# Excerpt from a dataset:

┌────────

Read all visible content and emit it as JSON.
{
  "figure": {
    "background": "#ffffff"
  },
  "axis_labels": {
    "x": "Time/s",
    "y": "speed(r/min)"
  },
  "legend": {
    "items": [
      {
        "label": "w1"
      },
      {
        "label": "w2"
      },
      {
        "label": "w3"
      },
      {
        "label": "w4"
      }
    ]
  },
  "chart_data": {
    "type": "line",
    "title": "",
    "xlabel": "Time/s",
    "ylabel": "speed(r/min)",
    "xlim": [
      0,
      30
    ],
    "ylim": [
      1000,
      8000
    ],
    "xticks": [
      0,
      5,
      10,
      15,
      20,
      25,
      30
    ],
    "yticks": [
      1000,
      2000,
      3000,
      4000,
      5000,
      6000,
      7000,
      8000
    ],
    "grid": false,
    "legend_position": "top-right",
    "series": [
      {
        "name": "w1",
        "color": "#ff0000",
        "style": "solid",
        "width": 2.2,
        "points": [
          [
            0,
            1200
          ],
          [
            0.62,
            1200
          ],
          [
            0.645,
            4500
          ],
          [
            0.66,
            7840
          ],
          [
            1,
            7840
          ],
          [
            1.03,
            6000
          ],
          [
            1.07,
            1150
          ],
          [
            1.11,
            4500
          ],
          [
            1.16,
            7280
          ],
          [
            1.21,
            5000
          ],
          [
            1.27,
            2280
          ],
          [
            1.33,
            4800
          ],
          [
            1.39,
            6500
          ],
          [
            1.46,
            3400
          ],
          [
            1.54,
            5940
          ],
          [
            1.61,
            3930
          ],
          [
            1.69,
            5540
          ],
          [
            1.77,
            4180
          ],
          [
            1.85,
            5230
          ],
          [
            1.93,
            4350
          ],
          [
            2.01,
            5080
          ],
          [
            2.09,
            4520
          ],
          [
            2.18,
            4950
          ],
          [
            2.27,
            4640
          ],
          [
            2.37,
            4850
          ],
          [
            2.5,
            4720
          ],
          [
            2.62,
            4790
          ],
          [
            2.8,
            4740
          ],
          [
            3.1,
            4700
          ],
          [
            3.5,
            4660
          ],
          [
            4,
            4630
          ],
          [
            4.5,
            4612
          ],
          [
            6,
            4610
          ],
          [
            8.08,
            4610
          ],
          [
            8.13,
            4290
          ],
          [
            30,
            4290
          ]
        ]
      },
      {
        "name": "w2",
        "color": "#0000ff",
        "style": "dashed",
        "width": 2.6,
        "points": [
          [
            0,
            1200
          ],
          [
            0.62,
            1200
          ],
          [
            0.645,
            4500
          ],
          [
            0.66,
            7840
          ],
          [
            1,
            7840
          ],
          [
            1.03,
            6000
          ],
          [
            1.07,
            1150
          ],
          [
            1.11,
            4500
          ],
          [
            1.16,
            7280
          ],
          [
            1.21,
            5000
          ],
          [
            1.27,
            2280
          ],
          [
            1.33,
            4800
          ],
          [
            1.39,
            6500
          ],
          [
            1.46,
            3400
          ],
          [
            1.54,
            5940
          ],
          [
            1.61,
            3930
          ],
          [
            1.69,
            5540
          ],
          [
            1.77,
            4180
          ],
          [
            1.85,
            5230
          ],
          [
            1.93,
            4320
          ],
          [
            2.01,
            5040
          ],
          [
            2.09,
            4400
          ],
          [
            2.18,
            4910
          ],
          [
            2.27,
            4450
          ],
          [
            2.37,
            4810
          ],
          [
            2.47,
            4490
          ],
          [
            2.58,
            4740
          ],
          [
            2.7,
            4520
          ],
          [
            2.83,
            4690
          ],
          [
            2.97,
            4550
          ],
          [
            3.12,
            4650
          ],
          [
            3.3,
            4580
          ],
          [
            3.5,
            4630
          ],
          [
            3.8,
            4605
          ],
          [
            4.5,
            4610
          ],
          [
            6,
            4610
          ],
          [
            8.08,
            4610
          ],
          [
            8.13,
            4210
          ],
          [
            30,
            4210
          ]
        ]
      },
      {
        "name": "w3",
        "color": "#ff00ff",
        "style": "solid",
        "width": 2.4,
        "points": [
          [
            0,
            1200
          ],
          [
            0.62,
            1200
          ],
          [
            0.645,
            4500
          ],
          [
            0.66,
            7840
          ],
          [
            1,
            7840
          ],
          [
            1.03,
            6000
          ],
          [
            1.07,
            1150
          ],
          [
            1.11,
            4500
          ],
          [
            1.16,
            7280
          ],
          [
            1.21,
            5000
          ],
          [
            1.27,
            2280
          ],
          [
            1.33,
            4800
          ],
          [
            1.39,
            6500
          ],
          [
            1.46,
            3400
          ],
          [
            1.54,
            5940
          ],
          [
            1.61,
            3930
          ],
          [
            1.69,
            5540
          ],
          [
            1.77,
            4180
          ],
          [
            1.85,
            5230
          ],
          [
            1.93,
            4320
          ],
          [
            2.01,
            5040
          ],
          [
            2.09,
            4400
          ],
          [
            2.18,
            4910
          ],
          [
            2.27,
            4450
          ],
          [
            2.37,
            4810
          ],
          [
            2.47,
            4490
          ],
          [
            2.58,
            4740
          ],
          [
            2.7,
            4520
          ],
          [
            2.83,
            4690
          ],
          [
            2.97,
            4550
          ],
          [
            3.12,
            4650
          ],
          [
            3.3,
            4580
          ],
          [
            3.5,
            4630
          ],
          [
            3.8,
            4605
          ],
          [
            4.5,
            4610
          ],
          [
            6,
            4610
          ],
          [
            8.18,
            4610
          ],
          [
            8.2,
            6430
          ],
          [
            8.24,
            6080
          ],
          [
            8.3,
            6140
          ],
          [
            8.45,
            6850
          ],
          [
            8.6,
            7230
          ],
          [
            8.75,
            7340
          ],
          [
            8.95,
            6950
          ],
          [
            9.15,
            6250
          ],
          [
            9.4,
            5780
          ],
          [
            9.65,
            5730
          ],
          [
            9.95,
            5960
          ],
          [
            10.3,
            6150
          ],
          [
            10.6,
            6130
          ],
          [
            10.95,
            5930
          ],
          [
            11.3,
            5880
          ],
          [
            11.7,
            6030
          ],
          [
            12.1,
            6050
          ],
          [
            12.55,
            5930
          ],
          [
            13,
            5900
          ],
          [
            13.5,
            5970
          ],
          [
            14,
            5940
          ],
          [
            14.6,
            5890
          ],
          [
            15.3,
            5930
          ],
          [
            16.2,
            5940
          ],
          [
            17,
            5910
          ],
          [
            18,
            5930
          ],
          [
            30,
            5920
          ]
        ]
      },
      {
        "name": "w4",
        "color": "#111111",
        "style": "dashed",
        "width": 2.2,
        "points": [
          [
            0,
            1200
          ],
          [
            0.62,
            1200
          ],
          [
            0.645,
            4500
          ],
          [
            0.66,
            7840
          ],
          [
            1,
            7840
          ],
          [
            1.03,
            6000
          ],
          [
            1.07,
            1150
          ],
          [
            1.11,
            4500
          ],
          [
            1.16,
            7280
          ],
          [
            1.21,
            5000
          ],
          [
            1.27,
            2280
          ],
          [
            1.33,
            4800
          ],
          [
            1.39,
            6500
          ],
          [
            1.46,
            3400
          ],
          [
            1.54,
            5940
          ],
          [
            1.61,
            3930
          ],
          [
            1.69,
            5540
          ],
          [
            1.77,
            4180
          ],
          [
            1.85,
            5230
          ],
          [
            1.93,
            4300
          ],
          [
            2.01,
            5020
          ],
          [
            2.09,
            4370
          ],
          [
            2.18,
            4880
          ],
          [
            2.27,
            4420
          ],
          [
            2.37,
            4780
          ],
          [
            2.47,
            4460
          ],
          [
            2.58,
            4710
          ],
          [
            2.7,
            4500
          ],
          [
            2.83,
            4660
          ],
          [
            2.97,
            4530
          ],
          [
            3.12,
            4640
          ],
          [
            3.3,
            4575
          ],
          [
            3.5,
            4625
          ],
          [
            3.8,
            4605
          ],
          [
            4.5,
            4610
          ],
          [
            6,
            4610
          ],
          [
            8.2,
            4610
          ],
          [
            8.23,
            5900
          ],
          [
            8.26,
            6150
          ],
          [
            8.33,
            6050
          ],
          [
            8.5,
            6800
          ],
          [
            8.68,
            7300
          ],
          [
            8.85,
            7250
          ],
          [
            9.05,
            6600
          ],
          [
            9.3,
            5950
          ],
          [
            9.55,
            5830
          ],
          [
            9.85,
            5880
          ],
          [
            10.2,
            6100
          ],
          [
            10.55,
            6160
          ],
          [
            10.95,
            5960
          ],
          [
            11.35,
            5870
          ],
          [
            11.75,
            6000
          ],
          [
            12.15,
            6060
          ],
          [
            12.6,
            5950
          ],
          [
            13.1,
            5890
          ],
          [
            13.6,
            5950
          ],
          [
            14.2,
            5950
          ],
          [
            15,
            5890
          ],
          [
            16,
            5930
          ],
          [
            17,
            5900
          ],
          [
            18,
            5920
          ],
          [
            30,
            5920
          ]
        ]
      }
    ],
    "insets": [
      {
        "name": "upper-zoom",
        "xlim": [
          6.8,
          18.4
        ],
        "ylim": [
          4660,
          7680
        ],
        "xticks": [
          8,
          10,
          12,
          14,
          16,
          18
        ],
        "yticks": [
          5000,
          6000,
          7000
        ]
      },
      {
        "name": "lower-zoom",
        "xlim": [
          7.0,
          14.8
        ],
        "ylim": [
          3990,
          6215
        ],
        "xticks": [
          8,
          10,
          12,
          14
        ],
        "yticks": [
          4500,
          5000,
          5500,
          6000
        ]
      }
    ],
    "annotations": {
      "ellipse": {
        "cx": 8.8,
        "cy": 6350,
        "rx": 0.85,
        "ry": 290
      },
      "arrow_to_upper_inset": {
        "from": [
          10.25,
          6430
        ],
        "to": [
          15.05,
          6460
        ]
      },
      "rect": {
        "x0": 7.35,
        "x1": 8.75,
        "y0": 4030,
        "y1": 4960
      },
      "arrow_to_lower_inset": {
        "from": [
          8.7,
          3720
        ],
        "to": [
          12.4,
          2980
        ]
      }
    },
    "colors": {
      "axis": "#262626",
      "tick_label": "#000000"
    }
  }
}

└────────

# What the task requires:
Give nothing but the number of lines containing the string "name".

# Reply to the exercise:
6